THE TASK
From the data that follows, copy every line holding the string "auch".

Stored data
== == ==
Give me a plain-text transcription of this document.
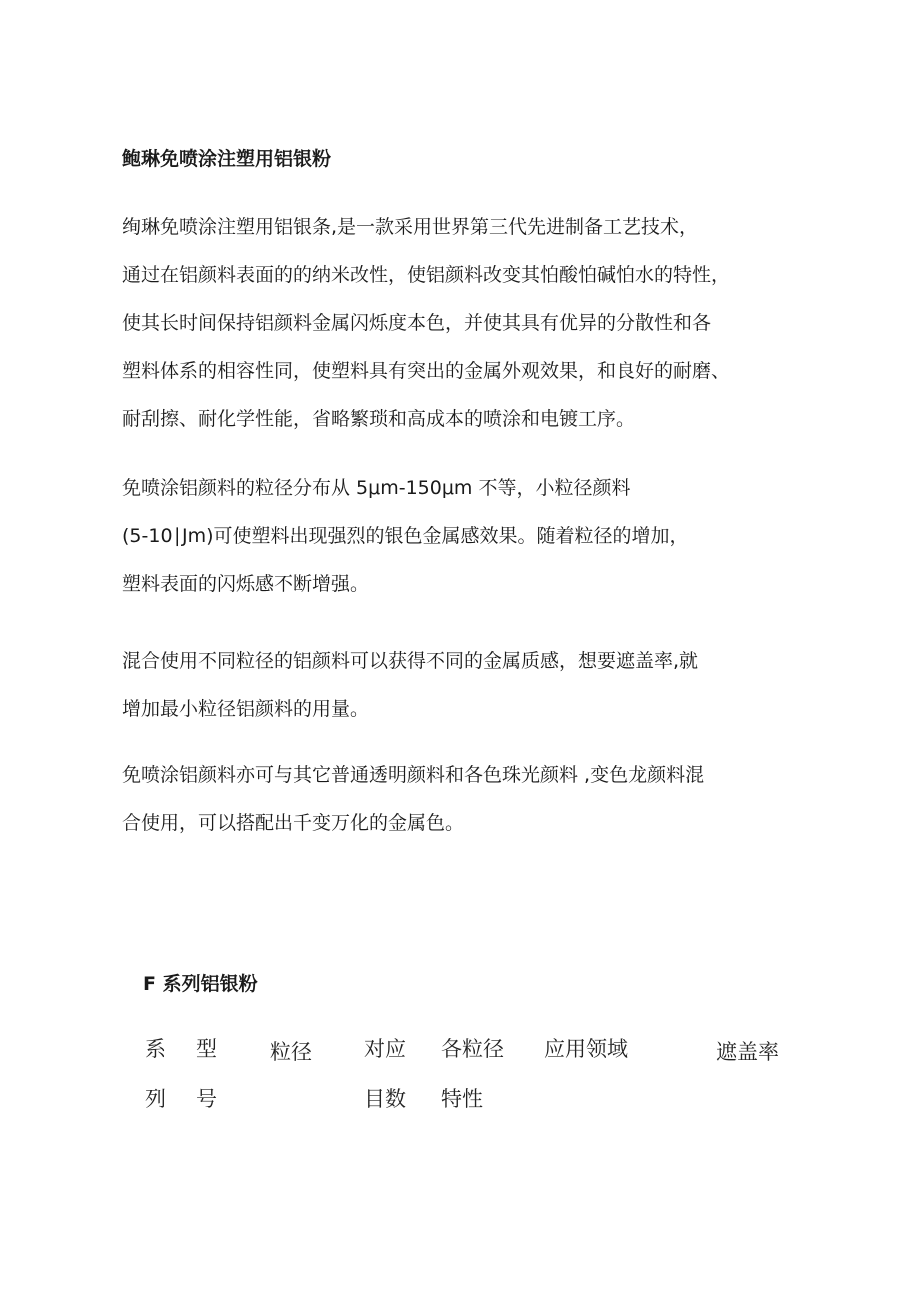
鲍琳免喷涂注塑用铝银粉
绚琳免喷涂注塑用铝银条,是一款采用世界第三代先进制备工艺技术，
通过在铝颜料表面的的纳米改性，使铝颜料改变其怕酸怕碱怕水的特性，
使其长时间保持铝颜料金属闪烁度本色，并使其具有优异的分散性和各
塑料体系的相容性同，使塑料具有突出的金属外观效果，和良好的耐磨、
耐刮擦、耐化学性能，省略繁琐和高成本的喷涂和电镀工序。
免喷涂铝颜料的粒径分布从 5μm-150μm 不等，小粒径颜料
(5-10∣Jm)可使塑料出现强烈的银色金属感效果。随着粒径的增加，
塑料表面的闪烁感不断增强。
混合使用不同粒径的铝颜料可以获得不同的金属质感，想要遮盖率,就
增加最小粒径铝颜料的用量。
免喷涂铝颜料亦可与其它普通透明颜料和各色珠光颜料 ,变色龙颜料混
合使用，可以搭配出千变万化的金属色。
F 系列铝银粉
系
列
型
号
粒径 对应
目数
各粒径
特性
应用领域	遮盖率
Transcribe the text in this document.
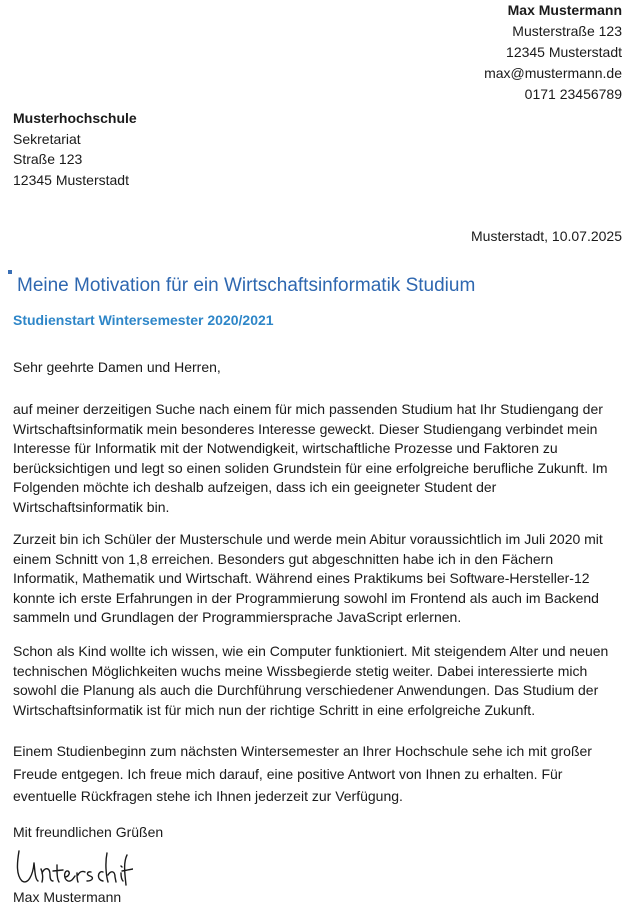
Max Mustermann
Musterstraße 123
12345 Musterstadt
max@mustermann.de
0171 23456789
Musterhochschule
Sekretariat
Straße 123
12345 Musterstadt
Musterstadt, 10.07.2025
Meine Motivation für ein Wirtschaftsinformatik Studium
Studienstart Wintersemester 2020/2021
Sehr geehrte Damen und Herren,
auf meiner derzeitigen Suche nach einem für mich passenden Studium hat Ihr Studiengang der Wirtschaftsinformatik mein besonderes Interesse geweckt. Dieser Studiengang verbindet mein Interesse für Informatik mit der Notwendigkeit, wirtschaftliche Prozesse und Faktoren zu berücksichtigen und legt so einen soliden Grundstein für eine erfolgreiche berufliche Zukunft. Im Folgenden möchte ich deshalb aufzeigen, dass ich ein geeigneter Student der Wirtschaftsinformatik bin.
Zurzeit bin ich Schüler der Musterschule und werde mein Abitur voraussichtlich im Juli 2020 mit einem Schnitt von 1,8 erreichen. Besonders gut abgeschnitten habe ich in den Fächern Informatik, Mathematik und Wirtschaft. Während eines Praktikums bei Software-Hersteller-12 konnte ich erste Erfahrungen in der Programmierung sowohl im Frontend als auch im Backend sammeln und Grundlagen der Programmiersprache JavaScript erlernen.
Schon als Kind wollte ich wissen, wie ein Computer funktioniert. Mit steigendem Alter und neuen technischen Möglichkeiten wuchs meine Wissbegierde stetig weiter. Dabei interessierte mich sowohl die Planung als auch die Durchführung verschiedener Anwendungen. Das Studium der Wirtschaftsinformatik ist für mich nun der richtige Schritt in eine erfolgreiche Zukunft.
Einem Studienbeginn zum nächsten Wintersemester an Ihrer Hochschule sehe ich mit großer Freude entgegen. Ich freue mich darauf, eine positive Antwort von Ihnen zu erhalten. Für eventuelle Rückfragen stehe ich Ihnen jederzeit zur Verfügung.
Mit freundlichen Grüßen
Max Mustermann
== == ==
COMPLETE OUTPUT
Zurzeit bin ich Schüler der Musterschule und werde mein Abitur voraussichtlich im Juli 2020 mit einem Schnitt von 1,8 erreichen. Besonders gut abgeschnitten habe ich in den Fächern Informatik, Mathematik und Wirtschaft. Während eines Praktikums bei Software-Hersteller-12 konnte ich erste Erfahrungen in der Programmierung sowohl im Frontend als auch im Backend sammeln und Grundlagen der Programmiersprache JavaScript erlernen.
Schon als Kind wollte ich wissen, wie ein Computer funktioniert. Mit steigendem Alter und neuen technischen Möglichkeiten wuchs meine Wissbegierde stetig weiter. Dabei interessierte mich sowohl die Planung als auch die Durchführung verschiedener Anwendungen. Das Studium der Wirtschaftsinformatik ist für mich nun der richtige Schritt in eine erfolgreiche Zukunft.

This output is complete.